• _Instruction_:
Type out every line below exactly as it reads.

[Raw records]
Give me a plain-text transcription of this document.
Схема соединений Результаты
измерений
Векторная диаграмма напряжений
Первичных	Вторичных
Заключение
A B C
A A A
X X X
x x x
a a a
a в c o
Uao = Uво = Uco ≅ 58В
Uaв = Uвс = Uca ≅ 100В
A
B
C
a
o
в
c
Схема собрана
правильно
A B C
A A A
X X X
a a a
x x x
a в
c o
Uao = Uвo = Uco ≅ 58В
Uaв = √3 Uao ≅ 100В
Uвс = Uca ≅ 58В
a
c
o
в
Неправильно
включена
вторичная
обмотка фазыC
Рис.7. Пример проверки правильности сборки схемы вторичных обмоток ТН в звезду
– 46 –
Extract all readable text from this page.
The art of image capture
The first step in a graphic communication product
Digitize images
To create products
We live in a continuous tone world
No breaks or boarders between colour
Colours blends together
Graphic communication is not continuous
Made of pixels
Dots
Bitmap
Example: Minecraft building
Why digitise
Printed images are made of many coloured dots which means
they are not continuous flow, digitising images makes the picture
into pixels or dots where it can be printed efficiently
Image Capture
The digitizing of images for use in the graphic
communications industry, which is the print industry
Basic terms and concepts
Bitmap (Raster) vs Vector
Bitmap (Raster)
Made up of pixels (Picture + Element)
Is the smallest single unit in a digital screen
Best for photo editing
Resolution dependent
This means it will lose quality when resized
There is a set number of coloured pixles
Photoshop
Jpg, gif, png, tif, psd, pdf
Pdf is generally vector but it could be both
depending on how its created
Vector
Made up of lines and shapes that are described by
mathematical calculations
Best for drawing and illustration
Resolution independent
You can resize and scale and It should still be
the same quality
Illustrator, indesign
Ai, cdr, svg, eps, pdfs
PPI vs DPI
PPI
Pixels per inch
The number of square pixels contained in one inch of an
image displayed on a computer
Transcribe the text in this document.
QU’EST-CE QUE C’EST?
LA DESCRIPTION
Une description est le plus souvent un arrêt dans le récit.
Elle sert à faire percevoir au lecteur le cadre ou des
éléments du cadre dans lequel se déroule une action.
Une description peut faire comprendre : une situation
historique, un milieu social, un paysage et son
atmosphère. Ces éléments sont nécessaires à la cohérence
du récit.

• _Result below_:
Give me a plain-text transcription of this document.
Схема соединений Результаты
измерений
Векторная диаграмма напряжений
Первичных	Вторичных
Заключение
A B C
A A A
X X X
x x x
a a a
a в c o
Uao = Uво = Uco ≅ 58В
Uaв = Uвс = Uca ≅ 100В
A
B
C
a
o
в
c
Схема собрана
правильно
A B C
A A A
X X X
a a a
x x x
a в
c o
Uao = Uвo = Uco ≅ 58В
Uaв = √3 Uao ≅ 100В
Uвс = Uca ≅ 58В
a
c
o
в
Неправильно
включена
вторичная
обмотка фазыC
Рис.7. Пример проверки правильности сборки схемы вторичных обмоток ТН в звезду
– 46 –
Extract all readable text from this page.
The art of image capture
The first step in a graphic communication product
Digitize images
To create products
We live in a continuous tone world
No breaks or boarders between colour
Colours blends together
Graphic communication is not continuous
Made of pixels
Dots
Bitmap
Example: Minecraft building
Why digitise
Printed images are made of many coloured dots which means
they are not continuous flow, digitising images makes the picture
into pixels or dots where it can be printed efficiently
Image Capture
The digitizing of images for use in the graphic
communications industry, which is the print industry
Basic terms and concepts
Bitmap (Raster) vs Vector
Bitmap (Raster)
Made up of pixels (Picture + Element)
Is the smallest single unit in a digital screen
Best for photo editing
Resolution dependent
This means it will lose quality when resized
There is a set number of coloured pixles
Photoshop
Jpg, gif, png, tif, psd, pdf
Pdf is generally vector but it could be both
depending on how its created
Vector
Made up of lines and shapes that are described by
mathematical calculations
Best for drawing and illustration
Resolution independent
You can resize and scale and It should still be
the same quality
Illustrator, indesign
Ai, cdr, svg, eps, pdfs
PPI vs DPI
PPI
Pixels per inch
The number of square pixels contained in one inch of an
image displayed on a computer
Transcribe the text in this document.
QU’EST-CE QUE C’EST?
LA DESCRIPTION
Une description est le plus souvent un arrêt dans le récit.
Elle sert à faire percevoir au lecteur le cadre ou des
éléments du cadre dans lequel se déroule une action.
Une description peut faire comprendre : une situation
historique, un milieu social, un paysage et son
atmosphère. Ces éléments sont nécessaires à la cohérence
du récit.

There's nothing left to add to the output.